§ **Instructions for the task**: Give the number of lines that include the word "Fermé", and nothing else.

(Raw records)

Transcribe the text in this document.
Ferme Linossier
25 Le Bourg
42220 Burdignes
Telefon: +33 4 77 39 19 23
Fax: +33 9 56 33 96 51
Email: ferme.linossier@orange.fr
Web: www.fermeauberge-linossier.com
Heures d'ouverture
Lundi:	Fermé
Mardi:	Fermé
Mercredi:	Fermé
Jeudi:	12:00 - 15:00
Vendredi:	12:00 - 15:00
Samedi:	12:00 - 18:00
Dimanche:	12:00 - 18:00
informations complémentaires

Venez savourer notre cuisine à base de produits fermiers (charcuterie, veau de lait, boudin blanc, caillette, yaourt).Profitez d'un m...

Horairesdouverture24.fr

--

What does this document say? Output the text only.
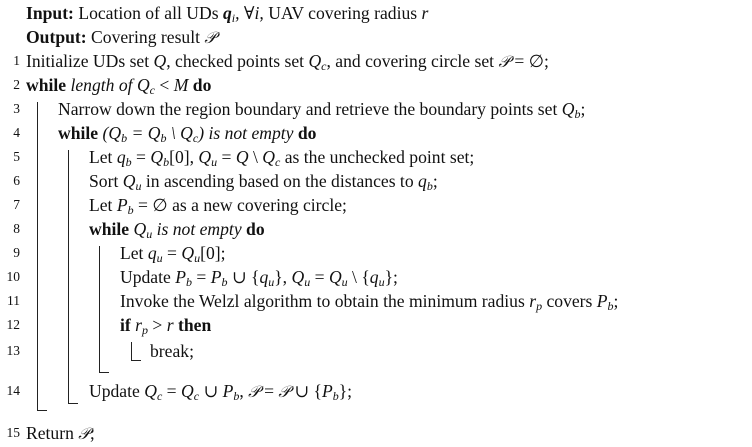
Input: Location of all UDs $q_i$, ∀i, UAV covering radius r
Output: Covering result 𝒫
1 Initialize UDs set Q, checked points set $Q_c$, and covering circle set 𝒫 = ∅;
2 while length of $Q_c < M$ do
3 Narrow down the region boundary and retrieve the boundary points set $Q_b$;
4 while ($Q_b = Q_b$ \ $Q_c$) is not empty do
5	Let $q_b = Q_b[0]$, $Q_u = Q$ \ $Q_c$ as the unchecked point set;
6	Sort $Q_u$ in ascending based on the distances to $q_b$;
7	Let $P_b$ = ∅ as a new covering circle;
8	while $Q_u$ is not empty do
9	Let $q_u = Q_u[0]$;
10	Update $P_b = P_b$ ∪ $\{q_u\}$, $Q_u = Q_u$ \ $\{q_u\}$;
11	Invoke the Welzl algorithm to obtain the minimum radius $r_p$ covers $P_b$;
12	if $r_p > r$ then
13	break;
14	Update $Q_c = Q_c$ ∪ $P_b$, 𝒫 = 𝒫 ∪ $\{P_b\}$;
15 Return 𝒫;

--

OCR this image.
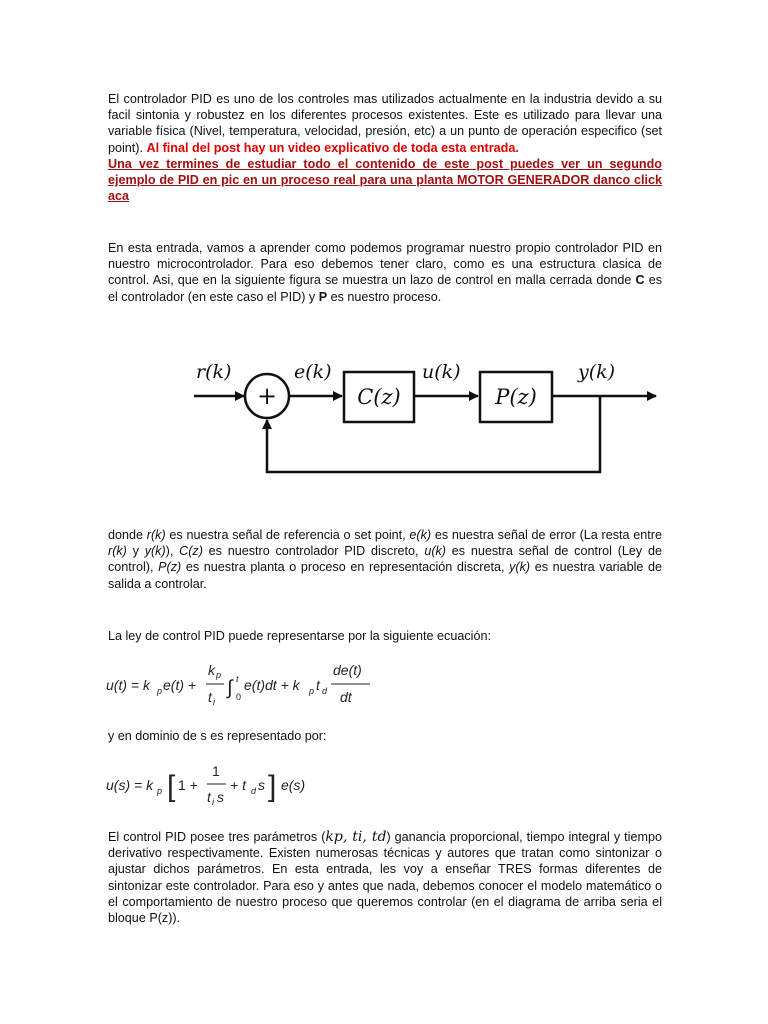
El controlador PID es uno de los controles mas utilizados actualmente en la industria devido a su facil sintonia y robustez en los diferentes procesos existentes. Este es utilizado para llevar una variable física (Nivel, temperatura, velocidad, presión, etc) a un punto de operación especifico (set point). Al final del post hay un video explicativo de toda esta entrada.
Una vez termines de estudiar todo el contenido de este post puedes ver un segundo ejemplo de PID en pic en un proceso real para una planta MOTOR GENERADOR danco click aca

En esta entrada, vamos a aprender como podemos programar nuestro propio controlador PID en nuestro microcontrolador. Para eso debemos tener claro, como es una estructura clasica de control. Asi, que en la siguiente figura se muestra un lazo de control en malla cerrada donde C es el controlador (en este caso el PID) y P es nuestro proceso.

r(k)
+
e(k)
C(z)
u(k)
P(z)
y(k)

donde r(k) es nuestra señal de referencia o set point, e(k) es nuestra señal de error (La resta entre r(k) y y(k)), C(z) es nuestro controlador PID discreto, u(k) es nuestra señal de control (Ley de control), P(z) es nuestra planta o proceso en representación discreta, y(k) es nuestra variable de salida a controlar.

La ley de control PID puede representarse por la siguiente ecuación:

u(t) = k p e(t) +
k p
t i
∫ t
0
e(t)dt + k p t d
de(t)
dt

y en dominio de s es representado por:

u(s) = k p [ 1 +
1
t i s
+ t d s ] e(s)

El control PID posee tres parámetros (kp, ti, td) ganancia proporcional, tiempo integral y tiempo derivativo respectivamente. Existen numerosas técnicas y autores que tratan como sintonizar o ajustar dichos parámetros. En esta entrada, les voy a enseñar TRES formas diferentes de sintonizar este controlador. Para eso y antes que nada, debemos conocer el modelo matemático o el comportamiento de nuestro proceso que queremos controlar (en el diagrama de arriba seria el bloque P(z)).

§ **Solution to this task**: 3